Extracted records
━━━━━━━━━━

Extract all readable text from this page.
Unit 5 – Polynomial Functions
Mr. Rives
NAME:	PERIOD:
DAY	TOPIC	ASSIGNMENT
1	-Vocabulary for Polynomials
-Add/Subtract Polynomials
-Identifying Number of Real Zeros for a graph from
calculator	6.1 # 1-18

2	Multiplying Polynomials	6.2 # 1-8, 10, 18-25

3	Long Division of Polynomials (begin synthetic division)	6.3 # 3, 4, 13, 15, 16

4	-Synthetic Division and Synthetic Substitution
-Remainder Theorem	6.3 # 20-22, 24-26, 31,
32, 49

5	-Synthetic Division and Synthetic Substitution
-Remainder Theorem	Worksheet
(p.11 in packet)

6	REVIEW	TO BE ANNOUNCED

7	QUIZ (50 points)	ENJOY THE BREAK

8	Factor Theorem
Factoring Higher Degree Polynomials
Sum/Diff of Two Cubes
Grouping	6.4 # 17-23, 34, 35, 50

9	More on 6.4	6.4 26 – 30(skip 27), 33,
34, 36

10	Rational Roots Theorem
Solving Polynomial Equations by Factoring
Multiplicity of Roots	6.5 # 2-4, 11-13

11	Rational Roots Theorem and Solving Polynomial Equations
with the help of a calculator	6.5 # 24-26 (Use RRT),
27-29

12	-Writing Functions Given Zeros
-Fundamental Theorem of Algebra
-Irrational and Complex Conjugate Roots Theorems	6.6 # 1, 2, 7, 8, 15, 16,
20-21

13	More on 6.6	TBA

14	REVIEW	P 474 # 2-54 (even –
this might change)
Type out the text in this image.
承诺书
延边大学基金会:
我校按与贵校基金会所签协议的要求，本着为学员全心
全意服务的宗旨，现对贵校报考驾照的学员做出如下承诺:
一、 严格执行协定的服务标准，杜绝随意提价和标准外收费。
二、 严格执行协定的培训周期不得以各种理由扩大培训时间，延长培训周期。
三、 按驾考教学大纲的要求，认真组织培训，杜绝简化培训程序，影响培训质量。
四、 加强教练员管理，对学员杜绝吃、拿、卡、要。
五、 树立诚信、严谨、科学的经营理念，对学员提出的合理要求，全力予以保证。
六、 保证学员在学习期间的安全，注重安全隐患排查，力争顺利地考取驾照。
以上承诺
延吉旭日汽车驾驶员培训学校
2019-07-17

━━━━━━━━━━

**WHAT YOU HAVE TO DO:** Can you quote exactly the lines from the one containing "Type out the text in this image." through the last line of the records above, and nothing else?

**SOLVED EXERCISE:**
Type out the text in this image.
承诺书
延边大学基金会:
我校按与贵校基金会所签协议的要求，本着为学员全心
全意服务的宗旨，现对贵校报考驾照的学员做出如下承诺:
一、 严格执行协定的服务标准，杜绝随意提价和标准外收费。
二、 严格执行协定的培训周期不得以各种理由扩大培训时间，延长培训周期。
三、 按驾考教学大纲的要求，认真组织培训，杜绝简化培训程序，影响培训质量。
四、 加强教练员管理，对学员杜绝吃、拿、卡、要。
五、 树立诚信、严谨、科学的经营理念，对学员提出的合理要求，全力予以保证。
六、 保证学员在学习期间的安全，注重安全隐患排查，力争顺利地考取驾照。
以上承诺
延吉旭日汽车驾驶员培训学校
2019-07-17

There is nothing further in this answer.